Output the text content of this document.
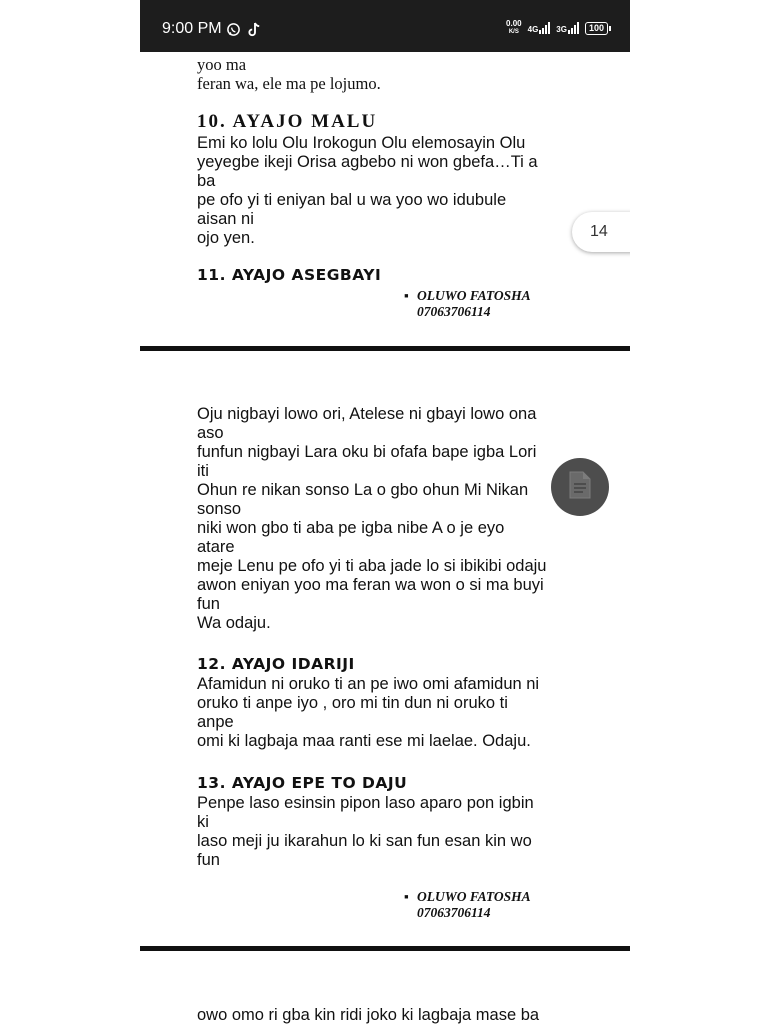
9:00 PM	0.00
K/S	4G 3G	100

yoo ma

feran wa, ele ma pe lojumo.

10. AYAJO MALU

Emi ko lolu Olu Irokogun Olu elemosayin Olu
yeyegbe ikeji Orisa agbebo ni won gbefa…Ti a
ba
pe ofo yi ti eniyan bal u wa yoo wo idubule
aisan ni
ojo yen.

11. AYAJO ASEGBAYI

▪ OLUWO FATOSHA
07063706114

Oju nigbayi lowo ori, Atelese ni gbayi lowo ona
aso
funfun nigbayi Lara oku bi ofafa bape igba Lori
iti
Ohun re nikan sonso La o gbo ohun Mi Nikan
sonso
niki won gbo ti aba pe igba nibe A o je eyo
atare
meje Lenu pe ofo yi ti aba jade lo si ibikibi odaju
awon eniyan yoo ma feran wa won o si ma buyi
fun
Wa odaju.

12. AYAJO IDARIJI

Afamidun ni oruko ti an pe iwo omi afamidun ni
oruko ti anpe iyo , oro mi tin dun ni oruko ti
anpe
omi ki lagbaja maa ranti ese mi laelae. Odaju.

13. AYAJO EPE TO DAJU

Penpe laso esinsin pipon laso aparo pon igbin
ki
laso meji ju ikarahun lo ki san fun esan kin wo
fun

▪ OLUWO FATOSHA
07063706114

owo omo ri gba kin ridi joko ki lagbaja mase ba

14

-------

▶ [Do this] Transcribe the full listing character for character. Pictures are excluded.

▶ [Output of the task]
Output the text content of this document.
9:00 PM	0.00
K/S	4G 3G	100

yoo ma

feran wa, ele ma pe lojumo.

10. AYAJO MALU

Emi ko lolu Olu Irokogun Olu elemosayin Olu
yeyegbe ikeji Orisa agbebo ni won gbefa…Ti a
ba
pe ofo yi ti eniyan bal u wa yoo wo idubule
aisan ni
ojo yen.

11. AYAJO ASEGBAYI

▪ OLUWO FATOSHA
07063706114

Oju nigbayi lowo ori, Atelese ni gbayi lowo ona
aso
funfun nigbayi Lara oku bi ofafa bape igba Lori
iti
Ohun re nikan sonso La o gbo ohun Mi Nikan
sonso
niki won gbo ti aba pe igba nibe A o je eyo
atare
meje Lenu pe ofo yi ti aba jade lo si ibikibi odaju
awon eniyan yoo ma feran wa won o si ma buyi
fun
Wa odaju.

12. AYAJO IDARIJI

Afamidun ni oruko ti an pe iwo omi afamidun ni
oruko ti anpe iyo , oro mi tin dun ni oruko ti
anpe
omi ki lagbaja maa ranti ese mi laelae. Odaju.

13. AYAJO EPE TO DAJU

Penpe laso esinsin pipon laso aparo pon igbin
ki
laso meji ju ikarahun lo ki san fun esan kin wo
fun

▪ OLUWO FATOSHA
07063706114

owo omo ri gba kin ridi joko ki lagbaja mase ba

14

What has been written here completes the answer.